In the records below, find each line containing the word "this" and copy it.

-- Start ROWS --

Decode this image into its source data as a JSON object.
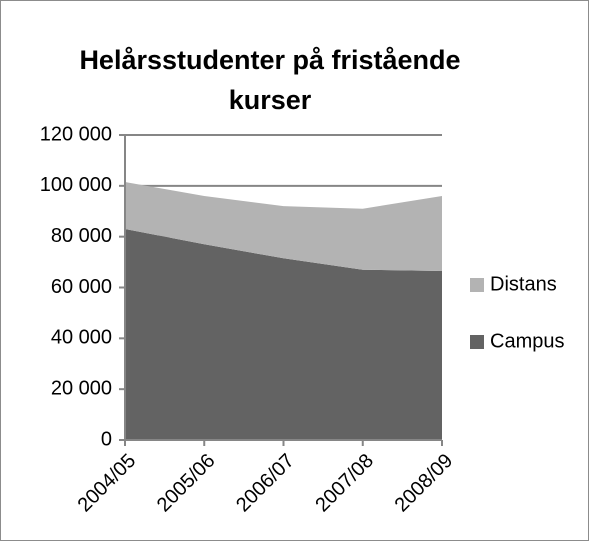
{
  "chart_data": {
    "type": "stacked_area",
    "title": "Helårsstudenter på fristående kurser",
    "categories": [
      "2004/05",
      "2005/06",
      "2006/07",
      "2007/08",
      "2008/09"
    ],
    "series": [
      {
        "name": "Campus",
        "color": "#636363",
        "values": [
          83000,
          77000,
          71500,
          67000,
          66500
        ]
      },
      {
        "name": "Distans",
        "color": "#b3b3b3",
        "values": [
          18500,
          19000,
          20500,
          24000,
          29500
        ]
      }
    ],
    "ylim": [
      0,
      120000
    ],
    "yticks": [
      0,
      {
        "value": 20000,
        "label": "20 000"
      },
      {
        "value": 40000,
        "label": "40 000"
      },
      {
        "value": 60000,
        "label": "60 000"
      },
      {
        "value": 80000,
        "label": "80 000"
      },
      {
        "value": 100000,
        "label": "100 000"
      },
      {
        "value": 120000,
        "label": "120 000"
      }
    ],
    "grid": true,
    "legend": "right"
  }
}
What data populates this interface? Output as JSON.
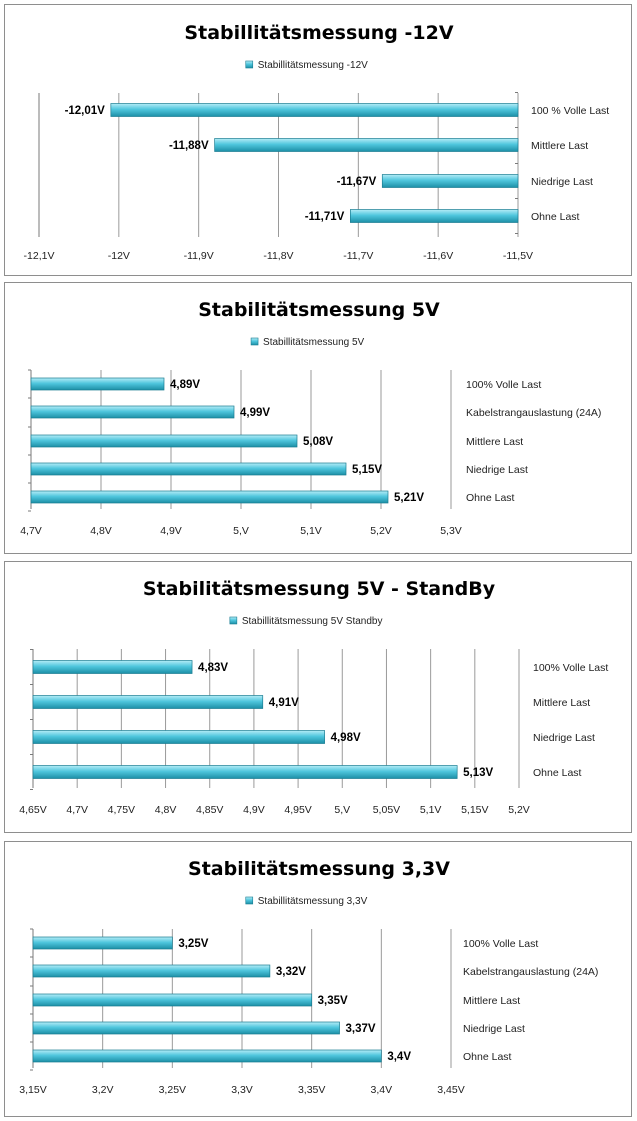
{
  "colors": {
    "bar_top": "#b5ecf7",
    "bar_mid": "#4fc6dd",
    "bar_bottom": "#1c8fa6",
    "bar_edge": "#1a7d92"
  },
  "chart_data": [
    {
      "type": "bar",
      "title": "Stabillitätsmessung -12V",
      "legend": "Stabillitätsmessung  -12V",
      "categories": [
        "100 % Volle Last",
        "Mittlere Last",
        "Niedrige Last",
        "Ohne Last"
      ],
      "values": [
        -12.01,
        -11.88,
        -11.67,
        -11.71
      ],
      "value_labels": [
        "-12,01V",
        "-11,88V",
        "-11,67V",
        "-11,71V"
      ],
      "xlim": [
        -12.1,
        -11.5
      ],
      "ticks": [
        -12.1,
        -12,
        -11.9,
        -11.8,
        -11.7,
        -11.6,
        -11.5
      ],
      "tick_labels": [
        "-12,1V",
        "-12V",
        "-11,9V",
        "-11,8V",
        "-11,7V",
        "-11,6V",
        "-11,5V"
      ],
      "bar_base": "max",
      "grid": true,
      "legend_position": "top"
    },
    {
      "type": "bar",
      "title": "Stabilitätsmessung 5V",
      "legend": "Stabillitätsmessung  5V",
      "categories": [
        "100% Volle Last",
        "Kabelstrangauslastung  (24A)",
        "Mittlere Last",
        "Niedrige Last",
        "Ohne Last"
      ],
      "values": [
        4.89,
        4.99,
        5.08,
        5.15,
        5.21
      ],
      "value_labels": [
        "4,89V",
        "4,99V",
        "5,08V",
        "5,15V",
        "5,21V"
      ],
      "xlim": [
        4.7,
        5.3
      ],
      "ticks": [
        4.7,
        4.8,
        4.9,
        5.0,
        5.1,
        5.2,
        5.3
      ],
      "tick_labels": [
        "4,7V",
        "4,8V",
        "4,9V",
        "5,V",
        "5,1V",
        "5,2V",
        "5,3V"
      ],
      "bar_base": "min",
      "grid": true,
      "legend_position": "top"
    },
    {
      "type": "bar",
      "title": "Stabilitätsmessung 5V - StandBy",
      "legend": "Stabillitätsmessung  5V Standby",
      "categories": [
        "100% Volle Last",
        "Mittlere Last",
        "Niedrige Last",
        "Ohne Last"
      ],
      "values": [
        4.83,
        4.91,
        4.98,
        5.13
      ],
      "value_labels": [
        "4,83V",
        "4,91V",
        "4,98V",
        "5,13V"
      ],
      "xlim": [
        4.65,
        5.2
      ],
      "ticks": [
        4.65,
        4.7,
        4.75,
        4.8,
        4.85,
        4.9,
        4.95,
        5.0,
        5.05,
        5.1,
        5.15,
        5.2
      ],
      "tick_labels": [
        "4,65V",
        "4,7V",
        "4,75V",
        "4,8V",
        "4,85V",
        "4,9V",
        "4,95V",
        "5,V",
        "5,05V",
        "5,1V",
        "5,15V",
        "5,2V"
      ],
      "bar_base": "min",
      "grid": true,
      "legend_position": "top"
    },
    {
      "type": "bar",
      "title": "Stabilitätsmessung 3,3V",
      "legend": "Stabillitätsmessung  3,3V",
      "categories": [
        "100% Volle Last",
        "Kabelstrangauslastung  (24A)",
        "Mittlere Last",
        "Niedrige Last",
        "Ohne Last"
      ],
      "values": [
        3.25,
        3.32,
        3.35,
        3.37,
        3.4
      ],
      "value_labels": [
        "3,25V",
        "3,32V",
        "3,35V",
        "3,37V",
        "3,4V"
      ],
      "xlim": [
        3.15,
        3.45
      ],
      "ticks": [
        3.15,
        3.2,
        3.25,
        3.3,
        3.35,
        3.4,
        3.45
      ],
      "tick_labels": [
        "3,15V",
        "3,2V",
        "3,25V",
        "3,3V",
        "3,35V",
        "3,4V",
        "3,45V"
      ],
      "bar_base": "min",
      "grid": true,
      "legend_position": "top"
    }
  ]
}
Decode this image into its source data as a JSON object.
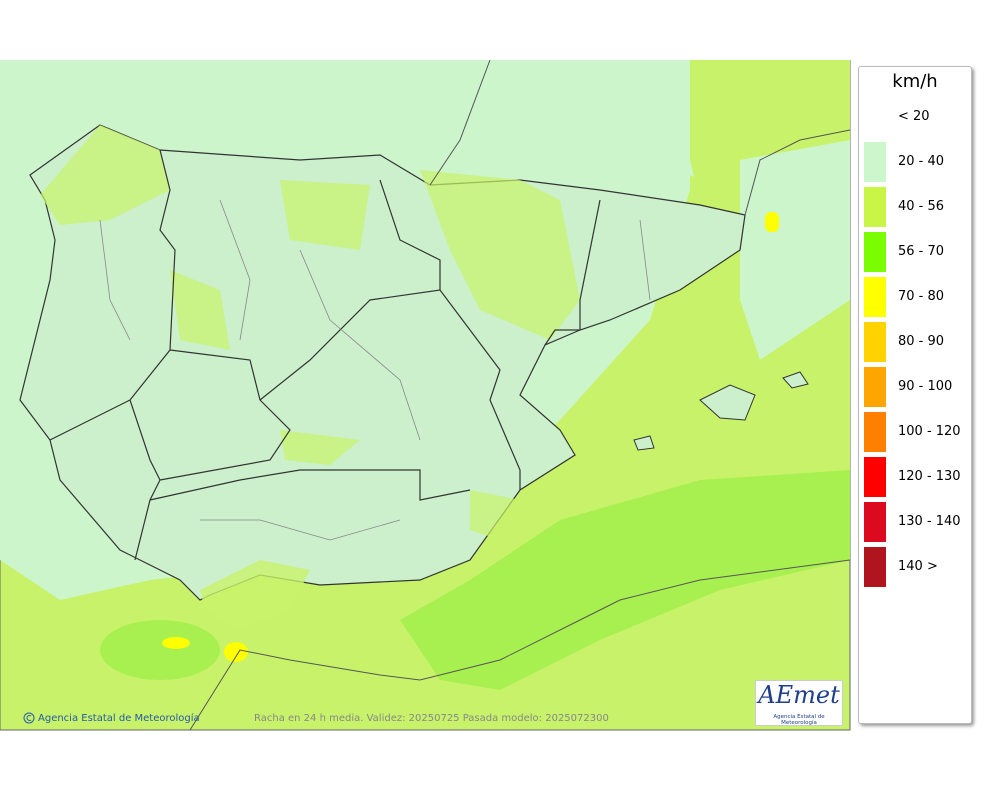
{
  "legend": {
    "title": "km/h",
    "items": [
      {
        "label": "< 20",
        "color": "#ffffff"
      },
      {
        "label": "20 - 40",
        "color": "#ccf7cc"
      },
      {
        "label": "40 - 56",
        "color": "#c8f546"
      },
      {
        "label": "56 - 70",
        "color": "#7cfc00"
      },
      {
        "label": "70 - 80",
        "color": "#ffff00"
      },
      {
        "label": "80 - 90",
        "color": "#ffd200"
      },
      {
        "label": "90 - 100",
        "color": "#ffa500"
      },
      {
        "label": "100 - 120",
        "color": "#ff8000"
      },
      {
        "label": "120 - 130",
        "color": "#ff0000"
      },
      {
        "label": "130 - 140",
        "color": "#dc0a1e"
      },
      {
        "label": "140 >",
        "color": "#b0141e"
      }
    ]
  },
  "footer": {
    "credit": "Agencia Estatal de Meteorología",
    "caption": "Racha en 24 h media. Validez: 20250725 Pasada modelo: 2025072300"
  },
  "logo": {
    "text": "AEmet",
    "subtitle": "Agencia Estatal de Meteorología"
  }
}
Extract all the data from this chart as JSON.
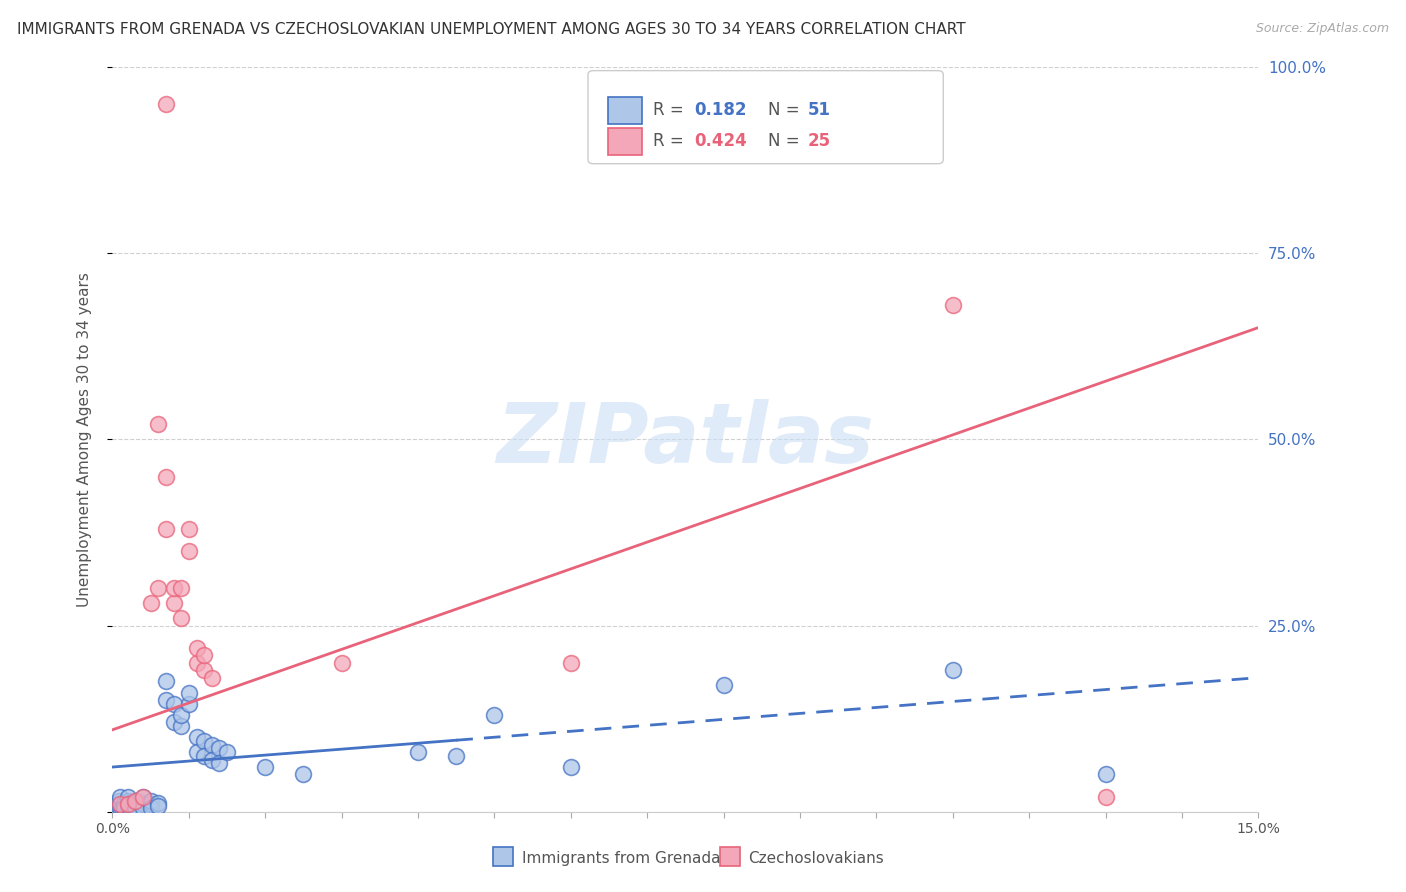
{
  "title": "IMMIGRANTS FROM GRENADA VS CZECHOSLOVAKIAN UNEMPLOYMENT AMONG AGES 30 TO 34 YEARS CORRELATION CHART",
  "source": "Source: ZipAtlas.com",
  "ylabel": "Unemployment Among Ages 30 to 34 years",
  "xmin": 0.0,
  "xmax": 0.15,
  "ymin": 0.0,
  "ymax": 1.0,
  "grenada_R": 0.182,
  "grenada_N": 51,
  "czech_R": 0.424,
  "czech_N": 25,
  "grenada_color": "#aec6e8",
  "czech_color": "#f4a7b9",
  "grenada_line_color": "#4472c4",
  "czech_line_color": "#e8637a",
  "grenada_points": [
    [
      0.0005,
      0.005
    ],
    [
      0.0005,
      0.01
    ],
    [
      0.0008,
      0.015
    ],
    [
      0.001,
      0.005
    ],
    [
      0.001,
      0.01
    ],
    [
      0.001,
      0.02
    ],
    [
      0.0012,
      0.005
    ],
    [
      0.0015,
      0.01
    ],
    [
      0.0015,
      0.005
    ],
    [
      0.002,
      0.008
    ],
    [
      0.002,
      0.015
    ],
    [
      0.002,
      0.02
    ],
    [
      0.0022,
      0.01
    ],
    [
      0.003,
      0.012
    ],
    [
      0.003,
      0.008
    ],
    [
      0.003,
      0.005
    ],
    [
      0.0032,
      0.015
    ],
    [
      0.004,
      0.01
    ],
    [
      0.004,
      0.005
    ],
    [
      0.004,
      0.02
    ],
    [
      0.005,
      0.01
    ],
    [
      0.005,
      0.015
    ],
    [
      0.005,
      0.005
    ],
    [
      0.006,
      0.012
    ],
    [
      0.006,
      0.008
    ],
    [
      0.007,
      0.15
    ],
    [
      0.007,
      0.175
    ],
    [
      0.008,
      0.12
    ],
    [
      0.008,
      0.145
    ],
    [
      0.009,
      0.115
    ],
    [
      0.009,
      0.13
    ],
    [
      0.01,
      0.145
    ],
    [
      0.01,
      0.16
    ],
    [
      0.011,
      0.1
    ],
    [
      0.011,
      0.08
    ],
    [
      0.012,
      0.095
    ],
    [
      0.012,
      0.075
    ],
    [
      0.013,
      0.09
    ],
    [
      0.013,
      0.07
    ],
    [
      0.014,
      0.085
    ],
    [
      0.014,
      0.065
    ],
    [
      0.015,
      0.08
    ],
    [
      0.02,
      0.06
    ],
    [
      0.025,
      0.05
    ],
    [
      0.04,
      0.08
    ],
    [
      0.045,
      0.075
    ],
    [
      0.05,
      0.13
    ],
    [
      0.06,
      0.06
    ],
    [
      0.08,
      0.17
    ],
    [
      0.11,
      0.19
    ],
    [
      0.13,
      0.05
    ]
  ],
  "czech_points": [
    [
      0.001,
      0.01
    ],
    [
      0.002,
      0.01
    ],
    [
      0.003,
      0.015
    ],
    [
      0.004,
      0.02
    ],
    [
      0.005,
      0.28
    ],
    [
      0.006,
      0.3
    ],
    [
      0.006,
      0.52
    ],
    [
      0.007,
      0.45
    ],
    [
      0.007,
      0.38
    ],
    [
      0.008,
      0.28
    ],
    [
      0.008,
      0.3
    ],
    [
      0.009,
      0.3
    ],
    [
      0.009,
      0.26
    ],
    [
      0.01,
      0.38
    ],
    [
      0.01,
      0.35
    ],
    [
      0.011,
      0.2
    ],
    [
      0.011,
      0.22
    ],
    [
      0.012,
      0.19
    ],
    [
      0.012,
      0.21
    ],
    [
      0.013,
      0.18
    ],
    [
      0.03,
      0.2
    ],
    [
      0.06,
      0.2
    ],
    [
      0.11,
      0.68
    ],
    [
      0.13,
      0.02
    ],
    [
      0.007,
      0.95
    ]
  ],
  "watermark": "ZIPatlas",
  "background_color": "#ffffff",
  "grid_color": "#d0d0d0",
  "title_fontsize": 11,
  "axis_label_fontsize": 11,
  "tick_fontsize": 10,
  "right_tick_color": "#4472c4",
  "grenada_line_intercept": 0.06,
  "grenada_line_slope": 0.8,
  "czech_line_intercept": 0.11,
  "czech_line_slope": 3.6
}
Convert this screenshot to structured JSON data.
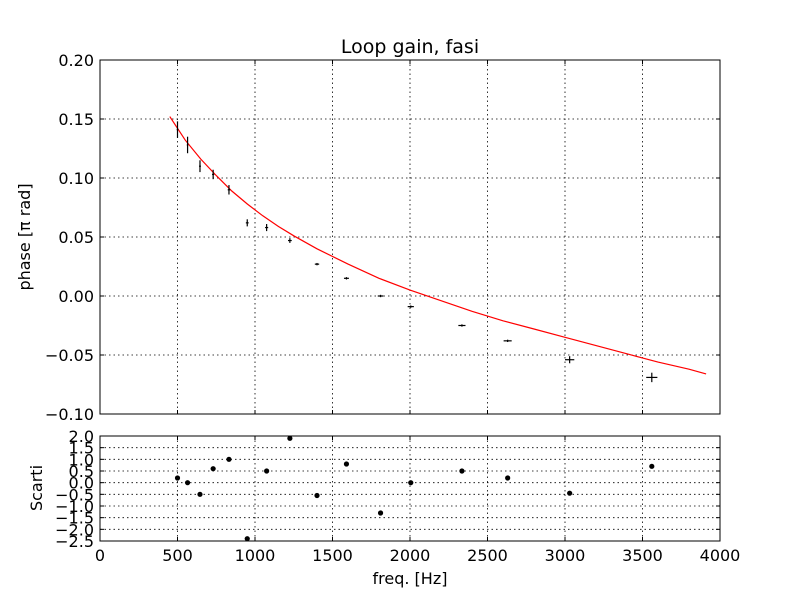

-- End ROWS --

• _TASK SOLUTION_
Decode this image into its source data as a JSON object.
What data populates this interface? Output as JSON.
Decode this image into its source data as a JSON object.
Extract all the data from this chart as JSON.
Convert this screenshot to structured JSON data.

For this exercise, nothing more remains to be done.